====== Entries provided

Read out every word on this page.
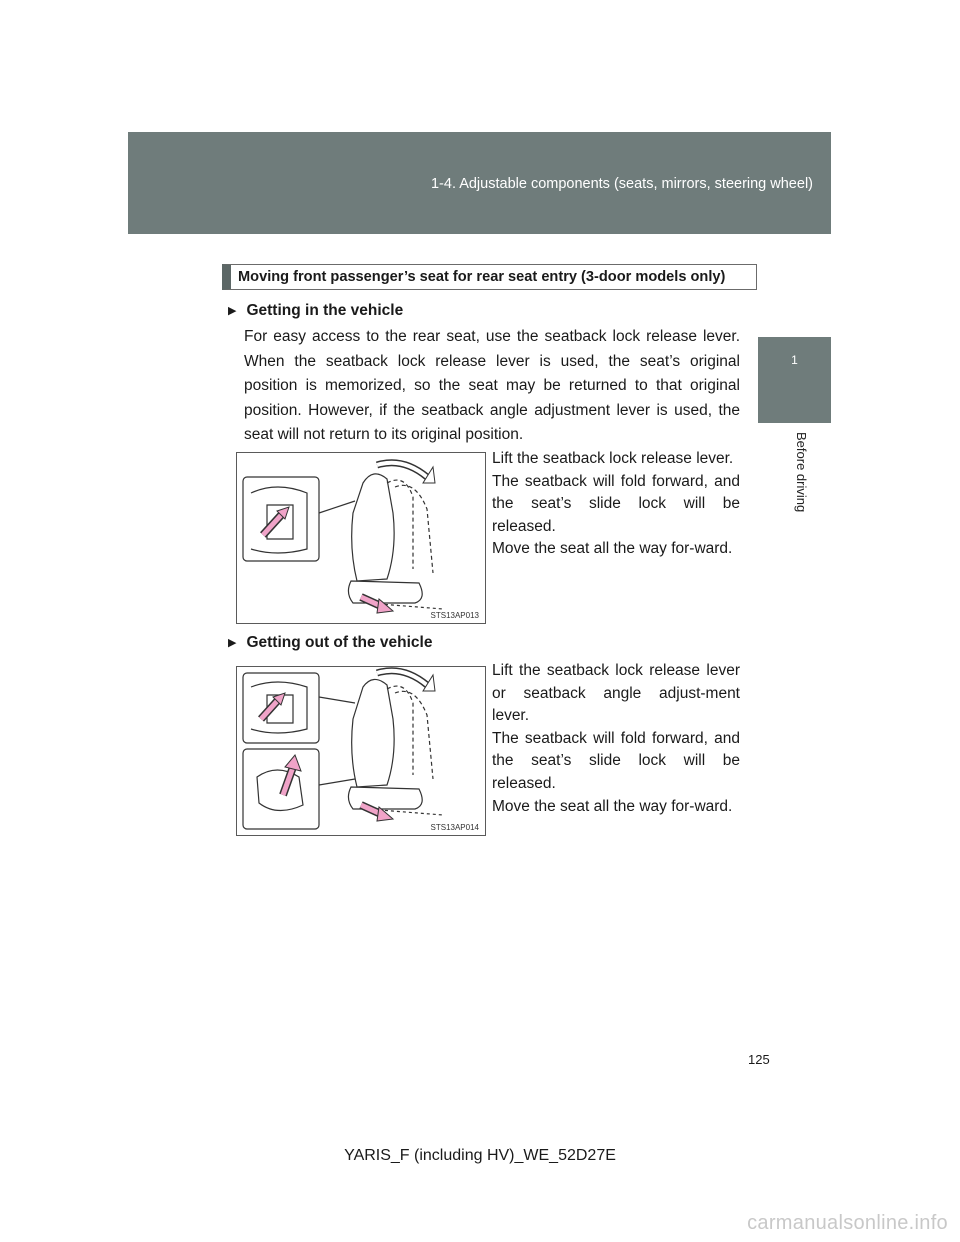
1-4. Adjustable components (seats, mirrors, steering wheel)
1
Before driving
Moving front passenger’s seat for rear seat entry (3-door models only)
▶ Getting in the vehicle
For easy access to the rear seat, use the seatback lock release lever. When the seatback lock release lever is used, the seat’s original position is memorized, so the seat may be returned to that original position. However, if the seatback angle adjustment lever is used, the seat will not return to its original position.
STS13AP013

Lift the seatback lock release lever.

The seatback will fold forward, and the seat’s slide lock will be released.

Move the seat all the way for-ward.

▶ Getting out of the vehicle
STS13AP014

Lift the seatback lock release lever or seatback angle adjust-ment lever.

The seatback will fold forward, and the seat’s slide lock will be released.

Move the seat all the way for-ward.

125
YARIS_F (including HV)_WE_52D27E
carmanualsonline.info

============

Stated problem
Quote every line of the records above exactly; no picture is to be copied.

Written response
Read out every word on this page.
1-4. Adjustable components (seats, mirrors, steering wheel)
1
Before driving
Moving front passenger’s seat for rear seat entry (3-door models only)
▶ Getting in the vehicle
For easy access to the rear seat, use the seatback lock release lever. When the seatback lock release lever is used, the seat’s original position is memorized, so the seat may be returned to that original position. However, if the seatback angle adjustment lever is used, the seat will not return to its original position.
STS13AP013

Lift the seatback lock release lever.

The seatback will fold forward, and the seat’s slide lock will be released.

Move the seat all the way for-ward.

▶ Getting out of the vehicle
STS13AP014

Lift the seatback lock release lever or seatback angle adjust-ment lever.

The seatback will fold forward, and the seat’s slide lock will be released.

Move the seat all the way for-ward.

125
YARIS_F (including HV)_WE_52D27E
carmanualsonline.info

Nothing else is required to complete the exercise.